→ **Prompt**
Leaving out every picture, quote the data below exactly as it appears.

→ **Given information**
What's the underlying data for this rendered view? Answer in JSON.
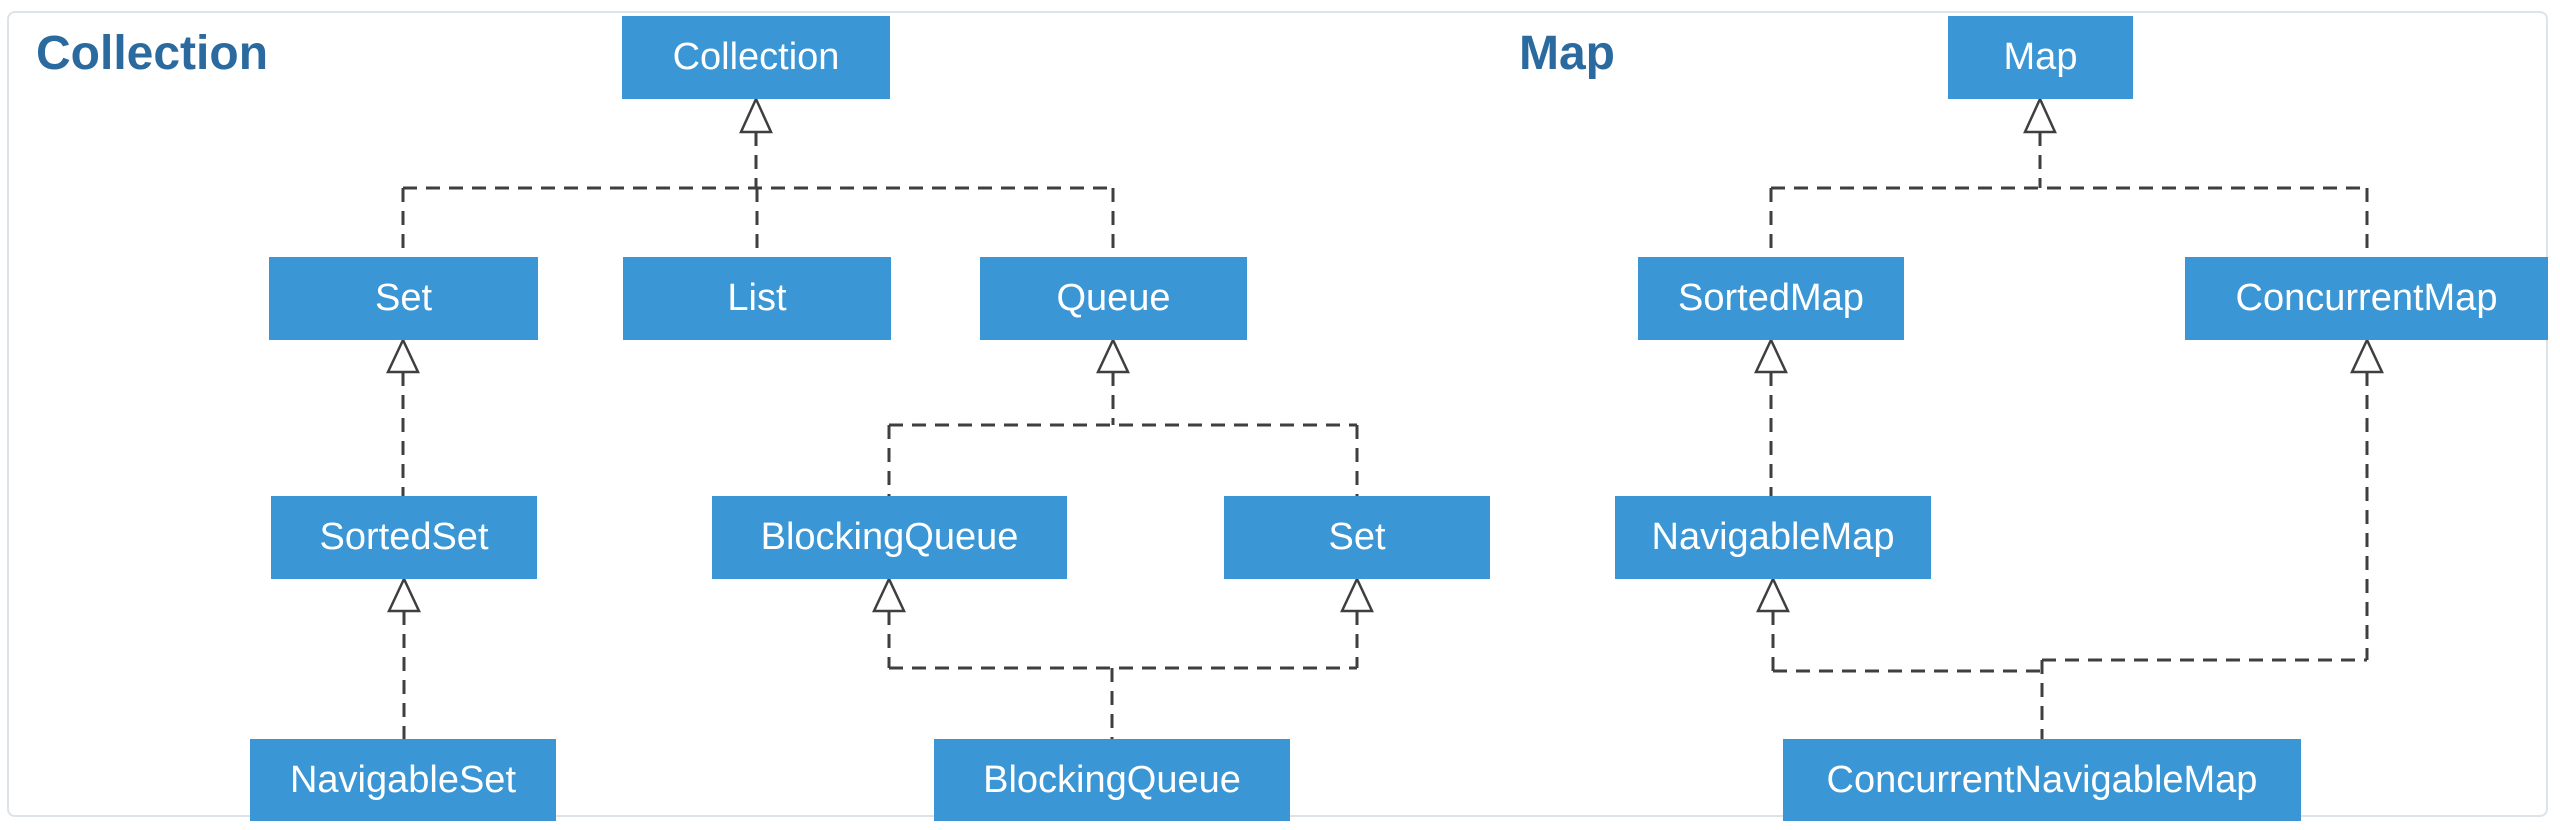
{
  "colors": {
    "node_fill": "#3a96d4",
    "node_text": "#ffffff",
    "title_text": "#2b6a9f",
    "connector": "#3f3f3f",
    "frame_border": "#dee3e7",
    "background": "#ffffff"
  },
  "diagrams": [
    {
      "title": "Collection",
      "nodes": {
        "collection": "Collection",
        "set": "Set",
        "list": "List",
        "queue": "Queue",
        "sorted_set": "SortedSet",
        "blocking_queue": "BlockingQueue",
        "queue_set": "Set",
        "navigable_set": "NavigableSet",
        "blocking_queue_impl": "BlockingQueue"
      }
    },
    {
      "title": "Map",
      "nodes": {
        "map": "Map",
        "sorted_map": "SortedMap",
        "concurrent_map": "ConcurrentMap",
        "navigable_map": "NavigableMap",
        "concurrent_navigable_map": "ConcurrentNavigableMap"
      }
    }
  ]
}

→ **Exercise output**
What's the underlying data for this rendered view? Answer in JSON.
{
  "colors": {
    "node_fill": "#3a96d4",
    "node_text": "#ffffff",
    "title_text": "#2b6a9f",
    "connector": "#3f3f3f",
    "frame_border": "#dee3e7",
    "background": "#ffffff"
  },
  "diagrams": [
    {
      "title": "Collection",
      "nodes": {
        "collection": "Collection",
        "set": "Set",
        "list": "List",
        "queue": "Queue",
        "sorted_set": "SortedSet",
        "blocking_queue": "BlockingQueue",
        "queue_set": "Set",
        "navigable_set": "NavigableSet",
        "blocking_queue_impl": "BlockingQueue"
      }
    },
    {
      "title": "Map",
      "nodes": {
        "map": "Map",
        "sorted_map": "SortedMap",
        "concurrent_map": "ConcurrentMap",
        "navigable_map": "NavigableMap",
        "concurrent_navigable_map": "ConcurrentNavigableMap"
      }
    }
  ]
}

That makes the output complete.